Collected data entries:
--------------------------------------------------

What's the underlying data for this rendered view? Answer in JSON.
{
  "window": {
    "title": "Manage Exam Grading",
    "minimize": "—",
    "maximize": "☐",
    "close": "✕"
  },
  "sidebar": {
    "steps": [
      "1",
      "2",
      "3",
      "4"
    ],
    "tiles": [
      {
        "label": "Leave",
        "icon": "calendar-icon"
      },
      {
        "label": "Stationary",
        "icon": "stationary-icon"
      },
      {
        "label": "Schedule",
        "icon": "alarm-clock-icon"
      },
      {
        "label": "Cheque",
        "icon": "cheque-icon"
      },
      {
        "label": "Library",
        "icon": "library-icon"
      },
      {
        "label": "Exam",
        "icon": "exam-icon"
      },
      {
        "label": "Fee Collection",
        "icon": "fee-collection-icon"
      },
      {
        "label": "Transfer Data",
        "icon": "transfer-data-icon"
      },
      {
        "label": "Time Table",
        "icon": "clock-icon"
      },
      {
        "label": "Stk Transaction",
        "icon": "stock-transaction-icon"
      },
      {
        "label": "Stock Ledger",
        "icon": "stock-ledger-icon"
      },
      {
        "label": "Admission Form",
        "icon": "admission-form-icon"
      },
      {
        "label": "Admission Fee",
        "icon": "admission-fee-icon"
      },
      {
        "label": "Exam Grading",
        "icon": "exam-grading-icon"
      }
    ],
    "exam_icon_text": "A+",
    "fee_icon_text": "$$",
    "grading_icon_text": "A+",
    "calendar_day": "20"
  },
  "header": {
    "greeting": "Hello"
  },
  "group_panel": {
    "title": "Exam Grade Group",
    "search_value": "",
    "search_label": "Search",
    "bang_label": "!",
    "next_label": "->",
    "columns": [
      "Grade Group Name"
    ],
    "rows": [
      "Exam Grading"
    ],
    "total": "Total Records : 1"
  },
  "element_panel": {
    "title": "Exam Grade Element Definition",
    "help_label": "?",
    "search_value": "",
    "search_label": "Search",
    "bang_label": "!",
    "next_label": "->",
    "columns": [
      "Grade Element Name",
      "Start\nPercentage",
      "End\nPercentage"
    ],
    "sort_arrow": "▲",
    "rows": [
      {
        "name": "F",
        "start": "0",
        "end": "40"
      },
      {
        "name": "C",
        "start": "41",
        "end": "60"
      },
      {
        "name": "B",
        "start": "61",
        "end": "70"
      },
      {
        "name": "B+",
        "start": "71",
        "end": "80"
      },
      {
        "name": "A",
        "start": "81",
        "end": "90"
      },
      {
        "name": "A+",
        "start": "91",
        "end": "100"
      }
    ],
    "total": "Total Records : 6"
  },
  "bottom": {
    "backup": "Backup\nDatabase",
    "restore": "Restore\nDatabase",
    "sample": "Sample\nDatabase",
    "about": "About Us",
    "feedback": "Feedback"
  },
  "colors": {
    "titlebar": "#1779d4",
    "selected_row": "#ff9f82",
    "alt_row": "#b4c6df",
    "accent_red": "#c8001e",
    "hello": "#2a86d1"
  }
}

--------------------------------------------------

Aim of the task
Write out the entries in full, exactly as given.

Task response
What's the underlying data for this rendered view? Answer in JSON.
{
  "window": {
    "title": "Manage Exam Grading",
    "minimize": "—",
    "maximize": "☐",
    "close": "✕"
  },
  "sidebar": {
    "steps": [
      "1",
      "2",
      "3",
      "4"
    ],
    "tiles": [
      {
        "label": "Leave",
        "icon": "calendar-icon"
      },
      {
        "label": "Stationary",
        "icon": "stationary-icon"
      },
      {
        "label": "Schedule",
        "icon": "alarm-clock-icon"
      },
      {
        "label": "Cheque",
        "icon": "cheque-icon"
      },
      {
        "label": "Library",
        "icon": "library-icon"
      },
      {
        "label": "Exam",
        "icon": "exam-icon"
      },
      {
        "label": "Fee Collection",
        "icon": "fee-collection-icon"
      },
      {
        "label": "Transfer Data",
        "icon": "transfer-data-icon"
      },
      {
        "label": "Time Table",
        "icon": "clock-icon"
      },
      {
        "label": "Stk Transaction",
        "icon": "stock-transaction-icon"
      },
      {
        "label": "Stock Ledger",
        "icon": "stock-ledger-icon"
      },
      {
        "label": "Admission Form",
        "icon": "admission-form-icon"
      },
      {
        "label": "Admission Fee",
        "icon": "admission-fee-icon"
      },
      {
        "label": "Exam Grading",
        "icon": "exam-grading-icon"
      }
    ],
    "exam_icon_text": "A+",
    "fee_icon_text": "$$",
    "grading_icon_text": "A+",
    "calendar_day": "20"
  },
  "header": {
    "greeting": "Hello"
  },
  "group_panel": {
    "title": "Exam Grade Group",
    "search_value": "",
    "search_label": "Search",
    "bang_label": "!",
    "next_label": "->",
    "columns": [
      "Grade Group Name"
    ],
    "rows": [
      "Exam Grading"
    ],
    "total": "Total Records : 1"
  },
  "element_panel": {
    "title": "Exam Grade Element Definition",
    "help_label": "?",
    "search_value": "",
    "search_label": "Search",
    "bang_label": "!",
    "next_label": "->",
    "columns": [
      "Grade Element Name",
      "Start\nPercentage",
      "End\nPercentage"
    ],
    "sort_arrow": "▲",
    "rows": [
      {
        "name": "F",
        "start": "0",
        "end": "40"
      },
      {
        "name": "C",
        "start": "41",
        "end": "60"
      },
      {
        "name": "B",
        "start": "61",
        "end": "70"
      },
      {
        "name": "B+",
        "start": "71",
        "end": "80"
      },
      {
        "name": "A",
        "start": "81",
        "end": "90"
      },
      {
        "name": "A+",
        "start": "91",
        "end": "100"
      }
    ],
    "total": "Total Records : 6"
  },
  "bottom": {
    "backup": "Backup\nDatabase",
    "restore": "Restore\nDatabase",
    "sample": "Sample\nDatabase",
    "about": "About Us",
    "feedback": "Feedback"
  },
  "colors": {
    "titlebar": "#1779d4",
    "selected_row": "#ff9f82",
    "alt_row": "#b4c6df",
    "accent_red": "#c8001e",
    "hello": "#2a86d1"
  }
}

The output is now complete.